44Assuérus insiste sur le temps qu’il a passé à attendre une réponse (« Voicy le second jour »). Sejour signifie la durée de l’attente, « a lingering, stay, leisure, delay »36. Assuérus explique par là qu’il est bien conscient qu’on use sur lui d’une stratégie de retardement.

45Esther avoue enfin la « douleur » qu’elle cache ingénieusement, tout en la laissant perceptible :

ESTHER [2]
Mon front ne peut flatter le brazier qui m’enflamme
Je ne peux desguiser la plainte qui m’affame : 4090
Je voudrois que desja la lampe qui nous luit
Eusse teint son rayon des couleurs de la nuit,
Et que le pole Austral eut tapissé en cendre
Les Ethiopiens, et qu’on visse descendre
L’arctique sur les serfz de Boree brise-tour, 4095
Que la voute des cieux eusse perdu le jour,
Que lon ne visse plus la celeste cortine,
Que tout tout ce grand tout fut reduit en ruine :
Aussi bien je n’y vis qu’en langueur et ennuit,
La vie ne me sert plus que d’une longue nuit. 4100

  • 37 La méthode de prudence « quelquefois abondera de ce qui luy est adjousté d...

46On remarque un procédé de retardement à l’échelle de la tirade, mais aussi à l’échelle du vers (répétition du mot à l’intérieur du vers, v. 4098). Ceci se traduit par les périphrases et les métaphores cosmiques (« nuit » etc.), et par la redondance, qui compte parmi les procédés cryptiques identifiés par Ramus et Omer Talon notamment37. Esther n’a exprimé qu’une seule chose en douze vers, sa souffrance, par la métaphore nocturne.

47Assuérus lui demande pour la troisième fois quel est son propositum ou propos :

ASSUERE
Pourtant ne dissimule où ce mal t’esguillonne
Et pourquoy en secret ta volonté bouillonne :
Entre les mets frians tu me promis au soir
De m’ouvrir ton vouloir avant que de m’asseoir.

☆ ☆ ☆ ☆ ☆ ☆ ☆

Exercices
A: Répondez à ces questions sur l'extrait consacré à Esther et Assuérus :
(i) Que signifie le mot « Sejour » d'après l'extrait ?
(ii) Quelle est la seule chose qu'Esther exprime en douze vers ?
(iii) Combien de fois Assuérus a-t-il demandé à Esther quel est son propos lorsqu'il la questionne dans la dernière réplique citée ?
B: Restituez à l'identique le passage de l'extrait consacré à Esther et Assuérus, en commençant à « 47Assuérus lui demande pour » et en terminant à « que de m’asseoir. ».
C: Prolongez l'extrait consacré à Esther et Assuérus à partir du point où il s'arrête.

☆ ☆ ☆ ☆ ☆ ☆ ☆

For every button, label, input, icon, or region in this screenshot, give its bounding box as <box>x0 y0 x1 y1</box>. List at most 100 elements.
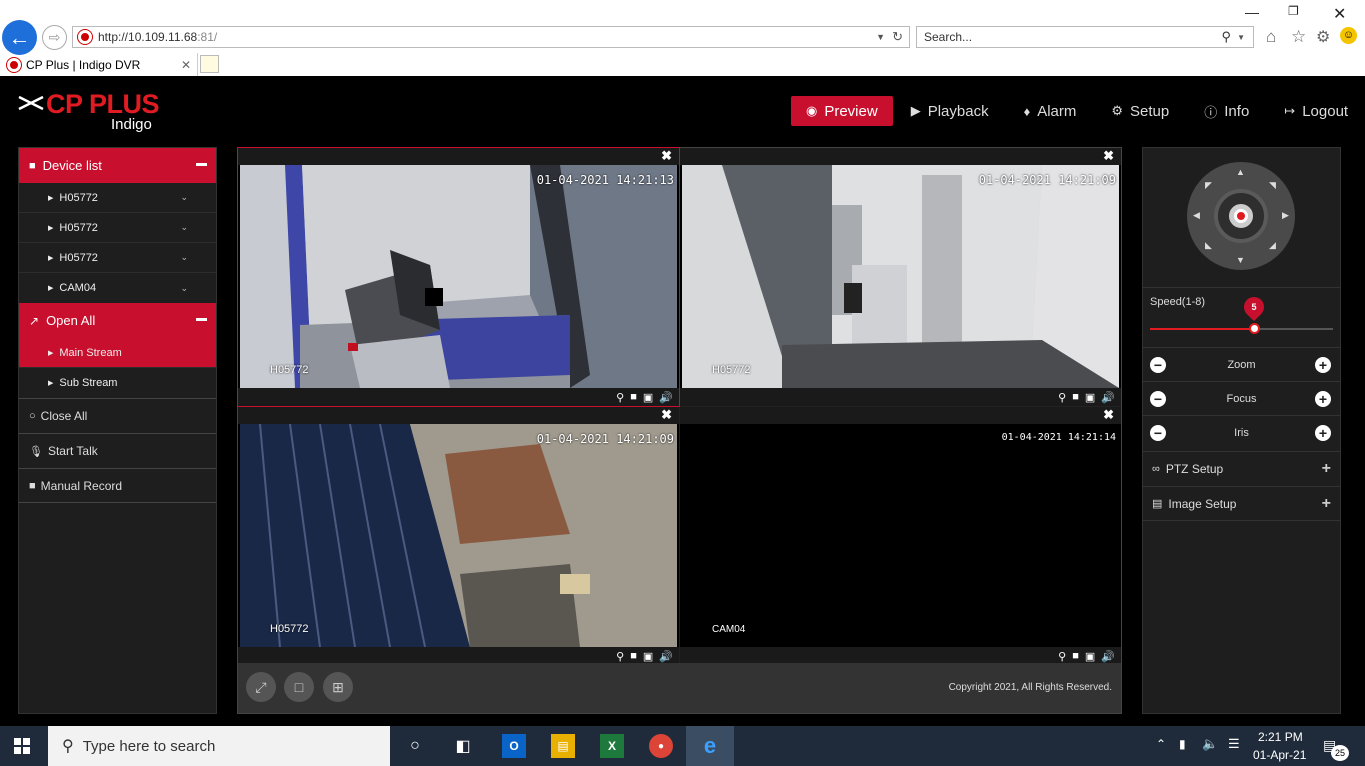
tab-close-icon[interactable]: ✕ <box>181 58 191 72</box>
nav-alarm[interactable]: ♦ Alarm <box>1006 96 1094 126</box>
zoom-out-button[interactable]: − <box>1150 356 1166 373</box>
collapse-icon[interactable] <box>196 163 207 166</box>
restore-button[interactable]: ❐ <box>1288 4 1299 18</box>
expand-plus-icon[interactable]: + <box>1322 495 1331 513</box>
down-left-arrow-icon[interactable]: ◣ <box>1205 240 1212 251</box>
device-item[interactable]: ▶ H05772 ⌄ <box>19 183 216 213</box>
snapshot-icon[interactable]: ▣ <box>643 391 653 404</box>
zoom-in-button[interactable]: + <box>1315 356 1331 373</box>
video-cell[interactable]: ✖ 01-04-2021 14:21:14 CAM04 ⚲ ■ ▣ 🔊 <box>680 407 1121 665</box>
video-cell[interactable]: ✖ 01-04-2021 14:21:09 H05772 ⚲ ■ ▣ 🔊 <box>680 148 1121 406</box>
device-item[interactable]: ▶ CAM04 ⌄ <box>19 273 216 303</box>
network-icon[interactable]: ☰ <box>1228 736 1240 752</box>
video-feed[interactable]: 01-04-2021 14:21:09 H05772 <box>240 424 677 647</box>
quad-view-button[interactable]: ⊞ <box>323 672 353 702</box>
clock-time[interactable]: 2:21 PM <box>1258 730 1303 744</box>
collapse-icon[interactable] <box>196 318 207 321</box>
device-item[interactable]: ▶ H05772 ⌄ <box>19 213 216 243</box>
browser-search-input[interactable]: Search... ⚲ ▼ <box>916 26 1254 48</box>
close-icon[interactable]: ✖ <box>1103 148 1114 164</box>
favorites-star-icon[interactable]: ☆ <box>1291 27 1306 47</box>
manual-record-button[interactable]: ■ Manual Record <box>19 468 216 503</box>
video-feed[interactable]: 01-04-2021 14:21:13 H05772 <box>240 165 677 388</box>
zoom-icon[interactable]: ⚲ <box>1058 650 1066 663</box>
device-item[interactable]: ▶ H05772 ⌄ <box>19 243 216 273</box>
chevron-down-icon[interactable]: ⌄ <box>180 252 188 263</box>
snapshot-icon[interactable]: ▣ <box>1085 650 1095 663</box>
ptz-setup-section[interactable]: ∞ PTZ Setup + <box>1143 451 1340 486</box>
internet-explorer-icon[interactable]: e <box>686 726 734 766</box>
device-list-header[interactable]: ■ Device list <box>19 148 216 183</box>
audio-icon[interactable]: 🔊 <box>659 391 673 404</box>
down-right-arrow-icon[interactable]: ◢ <box>1269 240 1276 251</box>
focus-out-button[interactable]: − <box>1150 390 1166 407</box>
nav-logout[interactable]: ↦ Logout <box>1266 96 1365 126</box>
start-talk-button[interactable]: 🎙 Start Talk <box>19 433 216 468</box>
fullscreen-button[interactable]: ⤢ <box>246 672 276 702</box>
nav-playback[interactable]: ▶ Playback <box>893 96 1006 126</box>
audio-icon[interactable]: 🔊 <box>1101 391 1115 404</box>
snapshot-icon[interactable]: ▣ <box>643 650 653 663</box>
chevron-down-icon[interactable]: ⌄ <box>180 192 188 203</box>
open-all-header[interactable]: ↗ Open All <box>19 303 216 338</box>
nav-setup[interactable]: ⚙ Setup <box>1093 96 1186 126</box>
settings-gear-icon[interactable]: ⚙ <box>1316 27 1330 47</box>
zoom-icon[interactable]: ⚲ <box>616 391 624 404</box>
up-left-arrow-icon[interactable]: ◤ <box>1205 180 1212 191</box>
video-cell[interactable]: ✖ 01-04-2021 14:21:13 H05772 ⚲ ■ ▣ 🔊 <box>237 147 680 407</box>
audio-icon[interactable]: 🔊 <box>1101 650 1115 663</box>
browser-tab[interactable]: CP Plus | Indigo DVR ✕ <box>0 53 198 76</box>
task-view-icon[interactable]: ◧ <box>451 734 475 758</box>
record-icon[interactable]: ■ <box>630 650 637 662</box>
down-arrow-icon[interactable]: ▼ <box>1236 255 1245 265</box>
sub-stream-item[interactable]: ▶ Sub Stream <box>19 368 216 398</box>
image-setup-section[interactable]: ▤ Image Setup + <box>1143 486 1340 521</box>
battery-icon[interactable]: ▮ <box>1179 737 1186 751</box>
clock-date[interactable]: 01-Apr-21 <box>1253 748 1306 762</box>
audio-icon[interactable]: 🔊 <box>659 650 673 663</box>
nav-info[interactable]: ⓘ Info <box>1186 96 1266 126</box>
speed-slider[interactable] <box>1150 323 1333 334</box>
ptz-center-button[interactable] <box>1229 204 1253 228</box>
close-icon[interactable]: ✖ <box>661 407 672 423</box>
speed-slider-knob[interactable] <box>1249 323 1261 334</box>
address-bar[interactable]: http://10.109.11.68:81/ ▼ ↻ <box>72 26 910 48</box>
zoom-icon[interactable]: ⚲ <box>1058 391 1066 404</box>
video-feed[interactable]: 01-04-2021 14:21:14 CAM04 <box>682 424 1119 647</box>
snapshot-icon[interactable]: ▣ <box>1085 391 1095 404</box>
search-dropdown-icon[interactable]: ▼ <box>1237 33 1245 42</box>
show-hidden-icons-icon[interactable]: ⌃ <box>1156 737 1166 751</box>
search-icon[interactable]: ⚲ <box>1221 29 1231 45</box>
new-tab-button[interactable] <box>200 55 219 73</box>
iris-close-button[interactable]: − <box>1150 424 1166 441</box>
right-arrow-icon[interactable]: ▶ <box>1282 210 1289 221</box>
excel-icon[interactable]: X <box>600 734 624 758</box>
focus-in-button[interactable]: + <box>1315 390 1331 407</box>
up-arrow-icon[interactable]: ▲ <box>1236 167 1245 177</box>
outlook-icon[interactable]: O <box>502 734 526 758</box>
chrome-icon[interactable]: ● <box>649 734 673 758</box>
minimize-button[interactable]: — <box>1245 4 1259 20</box>
chevron-down-icon[interactable]: ⌄ <box>180 283 188 294</box>
zoom-icon[interactable]: ⚲ <box>616 650 624 663</box>
main-stream-item[interactable]: ▶ Main Stream <box>19 338 216 368</box>
cortana-icon[interactable]: ○ <box>403 734 427 758</box>
up-right-arrow-icon[interactable]: ◥ <box>1269 180 1276 191</box>
close-all-button[interactable]: ○ Close All <box>19 398 216 433</box>
record-icon[interactable]: ■ <box>630 391 637 403</box>
nav-preview[interactable]: ◉ Preview <box>791 96 893 126</box>
windows-start-icon[interactable] <box>14 738 30 754</box>
back-button[interactable]: ← <box>2 20 37 55</box>
smiley-icon[interactable]: ☺ <box>1340 27 1357 44</box>
video-cell[interactable]: ✖ 01-04-2021 14:21:09 H05772 ⚲ ■ ▣ 🔊 <box>238 407 679 665</box>
expand-plus-icon[interactable]: + <box>1322 460 1331 478</box>
single-view-button[interactable]: □ <box>284 672 314 702</box>
close-icon[interactable]: ✖ <box>661 148 672 164</box>
close-window-button[interactable]: ✕ <box>1333 4 1346 24</box>
iris-open-button[interactable]: + <box>1315 424 1331 441</box>
home-icon[interactable]: ⌂ <box>1266 27 1276 47</box>
left-arrow-icon[interactable]: ◀ <box>1193 210 1200 221</box>
record-icon[interactable]: ■ <box>1072 391 1079 403</box>
record-icon[interactable]: ■ <box>1072 650 1079 662</box>
taskbar-search[interactable]: ⚲ Type here to search <box>48 726 390 766</box>
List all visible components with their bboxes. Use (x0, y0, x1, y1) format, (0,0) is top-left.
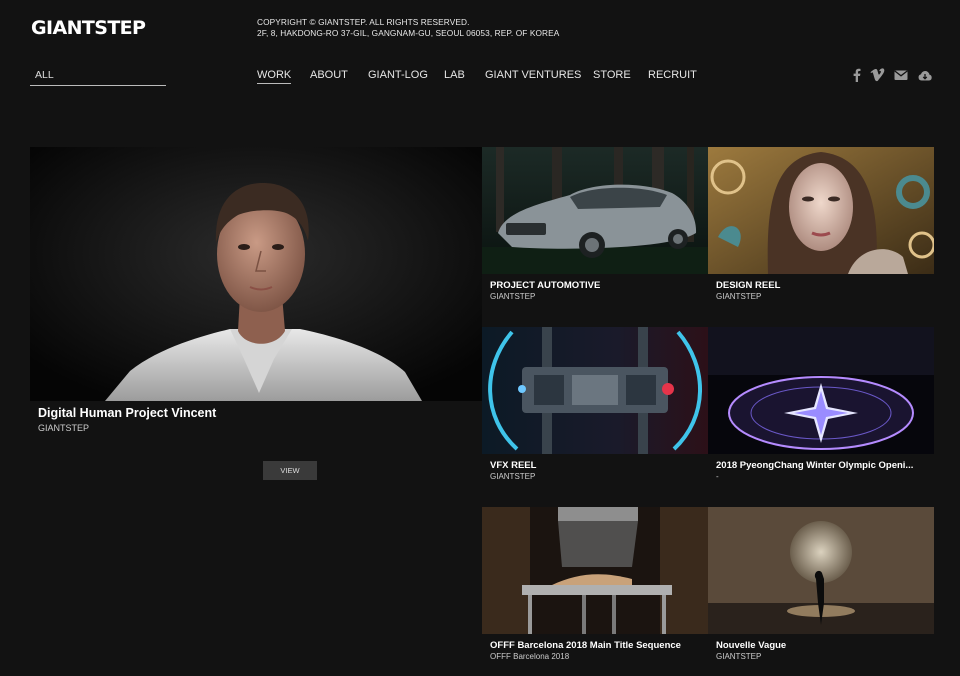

☆ ☆ ☆ ☆ ☆ ☆ ☆

Corrigés
A:
(i) Il désigne la durée de l'attente.
(ii) Elle exprime sa souffrance, au moyen de la métaphore nocturne.
(iii) Il le lui demande pour la troisième fois.

B:
47Assuérus lui demande pour la troisième fois quel est son propositum ou propos :

ASSUERE
Pourtant ne dissimule où ce mal t’esguillonne
Et pourquoy en secret ta volonté bouillonne :
Entre les mets frians tu me promis au soir
De m’ouvrir ton vouloir avant que de m’asseoir.

C:
  • 38 On trouve le même type de vocabulaire chez Racine : « Oui, vos moindres di...

48Il désigne cette fois par des mots précis (« dissimule », « secret »38) la dissimulatio et le delectare (« friands »), et montre qu’il n’est pas entièrement dupe. Assuérus représente sur scène l’impatience et l’intelligence du public.

49Esther commence enfin à dévoiler son propos :

ESTHER [3]
Sire, je ne veux pas que ta grandeur honore 4105
Ma priere des presens de l’Indienne Aurore :
Non, je ne cerche pas que ta haute grandeur
Vueille plus decorer de ma vie la splendeur,
Je te prie seulement avoir la souvenance
Et de toy, et de moy, et de nostre semence : 4110
Je suplie seulement la pitie de ton œil
Ne la vouloir jetter dès le bers au cercueil ;
Les biens de la fortune et sa faveur seconde
Ne me retirent pas de m’esvoler du monde.
Ce n’est que le souci de mon peuple estranger, 4115
Et l’amour de toy-mesme approchant le danger
Conspire contre nous : helas ! on delibere
Avant que le soleil revoye la mer Ibere
Des cours de nostre vie avancer le desir :
Mais je te prie, seigneur, m’en donner le loisir, 4120
Ton bras nous soit rempart et ton pouvoir rondelle
Couvre mon peuple et moy, et nous tient en tutelle,
Que s’il ne te plaisoit t’armer pour nostre bien
Nous irons reclamer le bras Olimpien.

  • 39 Matthieu, op. cit., II, 1, v. 1307 (Assuérus à Esther) : « O lumiere du mo...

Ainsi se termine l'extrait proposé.